** start **

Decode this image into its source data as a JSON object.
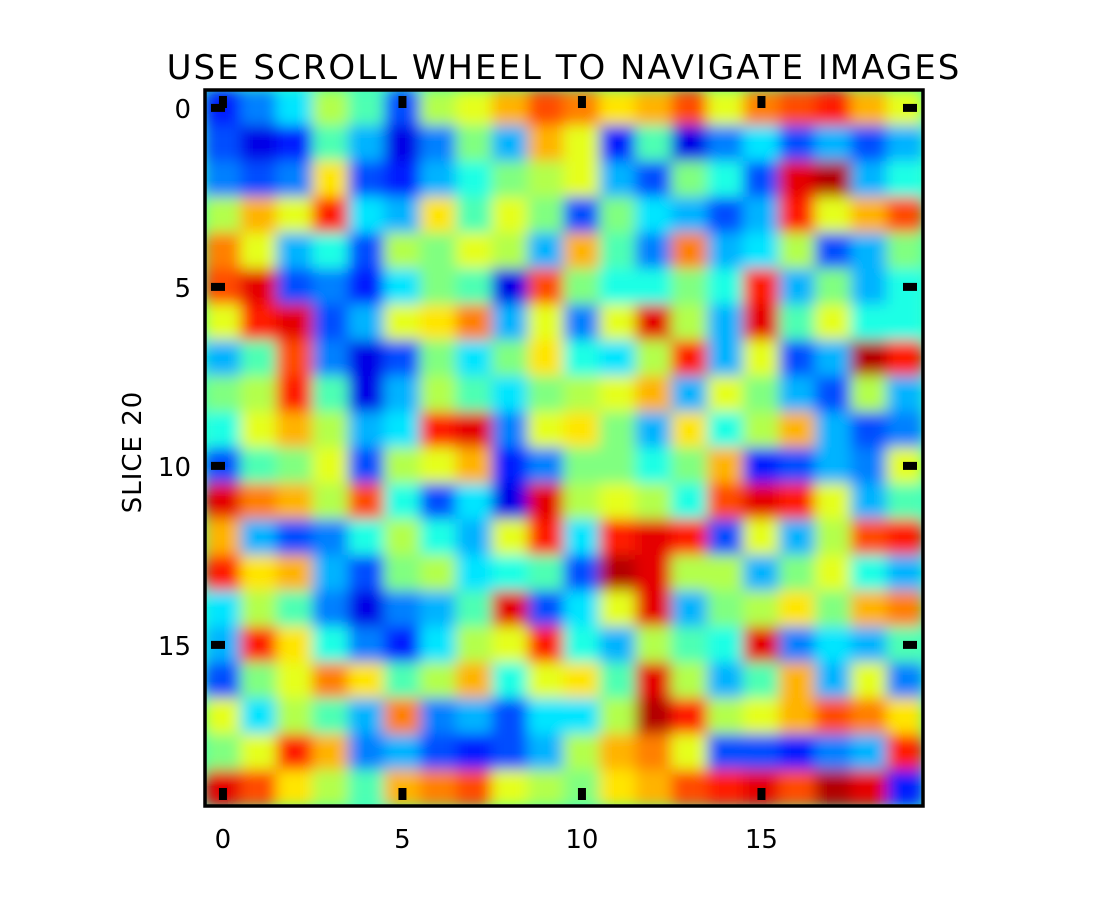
{
  "chart_data": {
    "type": "heatmap",
    "title": "USE SCROLL WHEEL TO NAVIGATE IMAGES",
    "xlabel": "",
    "ylabel": "SLICE 20",
    "colormap": "jet",
    "value_range": [
      0,
      1
    ],
    "rows": 20,
    "cols": 20,
    "xlim": [
      -0.5,
      19.5
    ],
    "ylim": [
      19.5,
      -0.5
    ],
    "x_ticks": [
      0,
      5,
      10,
      15
    ],
    "y_ticks": [
      0,
      5,
      10,
      15
    ],
    "x_tick_labels": [
      "0",
      "5",
      "10",
      "15"
    ],
    "y_tick_labels": [
      "0",
      "5",
      "10",
      "15"
    ],
    "grid": false,
    "values": [
      [
        0.15,
        0.25,
        0.35,
        0.55,
        0.45,
        0.2,
        0.55,
        0.6,
        0.7,
        0.8,
        0.75,
        0.65,
        0.7,
        0.8,
        0.6,
        0.75,
        0.8,
        0.85,
        0.7,
        0.6
      ],
      [
        0.2,
        0.1,
        0.15,
        0.45,
        0.3,
        0.1,
        0.25,
        0.5,
        0.3,
        0.7,
        0.6,
        0.15,
        0.45,
        0.1,
        0.25,
        0.35,
        0.2,
        0.3,
        0.2,
        0.3
      ],
      [
        0.25,
        0.2,
        0.25,
        0.65,
        0.2,
        0.15,
        0.3,
        0.4,
        0.5,
        0.55,
        0.6,
        0.3,
        0.2,
        0.5,
        0.4,
        0.2,
        0.9,
        0.95,
        0.3,
        0.4
      ],
      [
        0.55,
        0.7,
        0.6,
        0.85,
        0.35,
        0.3,
        0.65,
        0.45,
        0.6,
        0.5,
        0.2,
        0.5,
        0.35,
        0.3,
        0.2,
        0.3,
        0.85,
        0.6,
        0.7,
        0.8
      ],
      [
        0.75,
        0.6,
        0.3,
        0.4,
        0.2,
        0.55,
        0.5,
        0.6,
        0.55,
        0.3,
        0.7,
        0.45,
        0.25,
        0.75,
        0.3,
        0.35,
        0.55,
        0.2,
        0.3,
        0.5
      ],
      [
        0.8,
        0.9,
        0.2,
        0.25,
        0.15,
        0.35,
        0.5,
        0.45,
        0.1,
        0.8,
        0.5,
        0.4,
        0.4,
        0.5,
        0.4,
        0.85,
        0.3,
        0.5,
        0.3,
        0.4
      ],
      [
        0.6,
        0.85,
        0.9,
        0.2,
        0.3,
        0.6,
        0.65,
        0.75,
        0.3,
        0.6,
        0.25,
        0.6,
        0.9,
        0.55,
        0.3,
        0.9,
        0.45,
        0.6,
        0.4,
        0.4
      ],
      [
        0.3,
        0.45,
        0.8,
        0.25,
        0.1,
        0.2,
        0.5,
        0.35,
        0.5,
        0.65,
        0.4,
        0.35,
        0.55,
        0.85,
        0.3,
        0.6,
        0.2,
        0.3,
        0.95,
        0.85
      ],
      [
        0.5,
        0.55,
        0.85,
        0.45,
        0.1,
        0.3,
        0.55,
        0.45,
        0.35,
        0.5,
        0.55,
        0.6,
        0.7,
        0.3,
        0.6,
        0.5,
        0.3,
        0.2,
        0.55,
        0.3
      ],
      [
        0.4,
        0.6,
        0.7,
        0.55,
        0.3,
        0.35,
        0.85,
        0.9,
        0.25,
        0.6,
        0.65,
        0.5,
        0.3,
        0.65,
        0.4,
        0.55,
        0.7,
        0.3,
        0.2,
        0.25
      ],
      [
        0.2,
        0.45,
        0.5,
        0.6,
        0.2,
        0.55,
        0.6,
        0.7,
        0.15,
        0.25,
        0.5,
        0.5,
        0.4,
        0.5,
        0.7,
        0.15,
        0.2,
        0.3,
        0.25,
        0.6
      ],
      [
        0.9,
        0.75,
        0.7,
        0.55,
        0.8,
        0.4,
        0.2,
        0.35,
        0.1,
        0.9,
        0.55,
        0.6,
        0.55,
        0.4,
        0.8,
        0.9,
        0.85,
        0.6,
        0.3,
        0.45
      ],
      [
        0.7,
        0.3,
        0.2,
        0.25,
        0.4,
        0.55,
        0.4,
        0.3,
        0.6,
        0.85,
        0.35,
        0.85,
        0.9,
        0.85,
        0.2,
        0.6,
        0.3,
        0.55,
        0.8,
        0.85
      ],
      [
        0.85,
        0.65,
        0.7,
        0.3,
        0.2,
        0.5,
        0.55,
        0.35,
        0.4,
        0.45,
        0.2,
        0.95,
        0.9,
        0.55,
        0.55,
        0.3,
        0.5,
        0.6,
        0.4,
        0.3
      ],
      [
        0.35,
        0.55,
        0.45,
        0.25,
        0.1,
        0.25,
        0.3,
        0.45,
        0.9,
        0.2,
        0.35,
        0.6,
        0.9,
        0.3,
        0.5,
        0.55,
        0.65,
        0.5,
        0.7,
        0.75
      ],
      [
        0.3,
        0.85,
        0.65,
        0.4,
        0.25,
        0.15,
        0.35,
        0.55,
        0.6,
        0.85,
        0.4,
        0.3,
        0.55,
        0.45,
        0.4,
        0.9,
        0.25,
        0.35,
        0.3,
        0.45
      ],
      [
        0.2,
        0.5,
        0.6,
        0.75,
        0.65,
        0.45,
        0.55,
        0.7,
        0.4,
        0.6,
        0.65,
        0.45,
        0.9,
        0.55,
        0.3,
        0.45,
        0.7,
        0.3,
        0.6,
        0.25
      ],
      [
        0.6,
        0.35,
        0.55,
        0.45,
        0.3,
        0.75,
        0.25,
        0.3,
        0.2,
        0.35,
        0.35,
        0.55,
        0.95,
        0.85,
        0.55,
        0.6,
        0.7,
        0.8,
        0.75,
        0.65
      ],
      [
        0.5,
        0.6,
        0.85,
        0.7,
        0.25,
        0.3,
        0.2,
        0.15,
        0.2,
        0.3,
        0.55,
        0.7,
        0.75,
        0.6,
        0.2,
        0.2,
        0.15,
        0.25,
        0.3,
        0.85
      ],
      [
        0.9,
        0.8,
        0.65,
        0.55,
        0.45,
        0.7,
        0.75,
        0.8,
        0.6,
        0.55,
        0.5,
        0.65,
        0.7,
        0.8,
        0.85,
        0.9,
        0.8,
        0.95,
        0.9,
        0.15
      ]
    ]
  }
}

** end **

▶ [WHAT TO DO]
Give back the whole listing as it stands, minus its pictures.

▶ [WRITTEN ANSWER]
Decode this image into its source data as a JSON object.
{
  "chart_data": {
    "type": "heatmap",
    "title": "USE SCROLL WHEEL TO NAVIGATE IMAGES",
    "xlabel": "",
    "ylabel": "SLICE 20",
    "colormap": "jet",
    "value_range": [
      0,
      1
    ],
    "rows": 20,
    "cols": 20,
    "xlim": [
      -0.5,
      19.5
    ],
    "ylim": [
      19.5,
      -0.5
    ],
    "x_ticks": [
      0,
      5,
      10,
      15
    ],
    "y_ticks": [
      0,
      5,
      10,
      15
    ],
    "x_tick_labels": [
      "0",
      "5",
      "10",
      "15"
    ],
    "y_tick_labels": [
      "0",
      "5",
      "10",
      "15"
    ],
    "grid": false,
    "values": [
      [
        0.15,
        0.25,
        0.35,
        0.55,
        0.45,
        0.2,
        0.55,
        0.6,
        0.7,
        0.8,
        0.75,
        0.65,
        0.7,
        0.8,
        0.6,
        0.75,
        0.8,
        0.85,
        0.7,
        0.6
      ],
      [
        0.2,
        0.1,
        0.15,
        0.45,
        0.3,
        0.1,
        0.25,
        0.5,
        0.3,
        0.7,
        0.6,
        0.15,
        0.45,
        0.1,
        0.25,
        0.35,
        0.2,
        0.3,
        0.2,
        0.3
      ],
      [
        0.25,
        0.2,
        0.25,
        0.65,
        0.2,
        0.15,
        0.3,
        0.4,
        0.5,
        0.55,
        0.6,
        0.3,
        0.2,
        0.5,
        0.4,
        0.2,
        0.9,
        0.95,
        0.3,
        0.4
      ],
      [
        0.55,
        0.7,
        0.6,
        0.85,
        0.35,
        0.3,
        0.65,
        0.45,
        0.6,
        0.5,
        0.2,
        0.5,
        0.35,
        0.3,
        0.2,
        0.3,
        0.85,
        0.6,
        0.7,
        0.8
      ],
      [
        0.75,
        0.6,
        0.3,
        0.4,
        0.2,
        0.55,
        0.5,
        0.6,
        0.55,
        0.3,
        0.7,
        0.45,
        0.25,
        0.75,
        0.3,
        0.35,
        0.55,
        0.2,
        0.3,
        0.5
      ],
      [
        0.8,
        0.9,
        0.2,
        0.25,
        0.15,
        0.35,
        0.5,
        0.45,
        0.1,
        0.8,
        0.5,
        0.4,
        0.4,
        0.5,
        0.4,
        0.85,
        0.3,
        0.5,
        0.3,
        0.4
      ],
      [
        0.6,
        0.85,
        0.9,
        0.2,
        0.3,
        0.6,
        0.65,
        0.75,
        0.3,
        0.6,
        0.25,
        0.6,
        0.9,
        0.55,
        0.3,
        0.9,
        0.45,
        0.6,
        0.4,
        0.4
      ],
      [
        0.3,
        0.45,
        0.8,
        0.25,
        0.1,
        0.2,
        0.5,
        0.35,
        0.5,
        0.65,
        0.4,
        0.35,
        0.55,
        0.85,
        0.3,
        0.6,
        0.2,
        0.3,
        0.95,
        0.85
      ],
      [
        0.5,
        0.55,
        0.85,
        0.45,
        0.1,
        0.3,
        0.55,
        0.45,
        0.35,
        0.5,
        0.55,
        0.6,
        0.7,
        0.3,
        0.6,
        0.5,
        0.3,
        0.2,
        0.55,
        0.3
      ],
      [
        0.4,
        0.6,
        0.7,
        0.55,
        0.3,
        0.35,
        0.85,
        0.9,
        0.25,
        0.6,
        0.65,
        0.5,
        0.3,
        0.65,
        0.4,
        0.55,
        0.7,
        0.3,
        0.2,
        0.25
      ],
      [
        0.2,
        0.45,
        0.5,
        0.6,
        0.2,
        0.55,
        0.6,
        0.7,
        0.15,
        0.25,
        0.5,
        0.5,
        0.4,
        0.5,
        0.7,
        0.15,
        0.2,
        0.3,
        0.25,
        0.6
      ],
      [
        0.9,
        0.75,
        0.7,
        0.55,
        0.8,
        0.4,
        0.2,
        0.35,
        0.1,
        0.9,
        0.55,
        0.6,
        0.55,
        0.4,
        0.8,
        0.9,
        0.85,
        0.6,
        0.3,
        0.45
      ],
      [
        0.7,
        0.3,
        0.2,
        0.25,
        0.4,
        0.55,
        0.4,
        0.3,
        0.6,
        0.85,
        0.35,
        0.85,
        0.9,
        0.85,
        0.2,
        0.6,
        0.3,
        0.55,
        0.8,
        0.85
      ],
      [
        0.85,
        0.65,
        0.7,
        0.3,
        0.2,
        0.5,
        0.55,
        0.35,
        0.4,
        0.45,
        0.2,
        0.95,
        0.9,
        0.55,
        0.55,
        0.3,
        0.5,
        0.6,
        0.4,
        0.3
      ],
      [
        0.35,
        0.55,
        0.45,
        0.25,
        0.1,
        0.25,
        0.3,
        0.45,
        0.9,
        0.2,
        0.35,
        0.6,
        0.9,
        0.3,
        0.5,
        0.55,
        0.65,
        0.5,
        0.7,
        0.75
      ],
      [
        0.3,
        0.85,
        0.65,
        0.4,
        0.25,
        0.15,
        0.35,
        0.55,
        0.6,
        0.85,
        0.4,
        0.3,
        0.55,
        0.45,
        0.4,
        0.9,
        0.25,
        0.35,
        0.3,
        0.45
      ],
      [
        0.2,
        0.5,
        0.6,
        0.75,
        0.65,
        0.45,
        0.55,
        0.7,
        0.4,
        0.6,
        0.65,
        0.45,
        0.9,
        0.55,
        0.3,
        0.45,
        0.7,
        0.3,
        0.6,
        0.25
      ],
      [
        0.6,
        0.35,
        0.55,
        0.45,
        0.3,
        0.75,
        0.25,
        0.3,
        0.2,
        0.35,
        0.35,
        0.55,
        0.95,
        0.85,
        0.55,
        0.6,
        0.7,
        0.8,
        0.75,
        0.65
      ],
      [
        0.5,
        0.6,
        0.85,
        0.7,
        0.25,
        0.3,
        0.2,
        0.15,
        0.2,
        0.3,
        0.55,
        0.7,
        0.75,
        0.6,
        0.2,
        0.2,
        0.15,
        0.25,
        0.3,
        0.85
      ],
      [
        0.9,
        0.8,
        0.65,
        0.55,
        0.45,
        0.7,
        0.75,
        0.8,
        0.6,
        0.55,
        0.5,
        0.65,
        0.7,
        0.8,
        0.85,
        0.9,
        0.8,
        0.95,
        0.9,
        0.15
      ]
    ]
  }
}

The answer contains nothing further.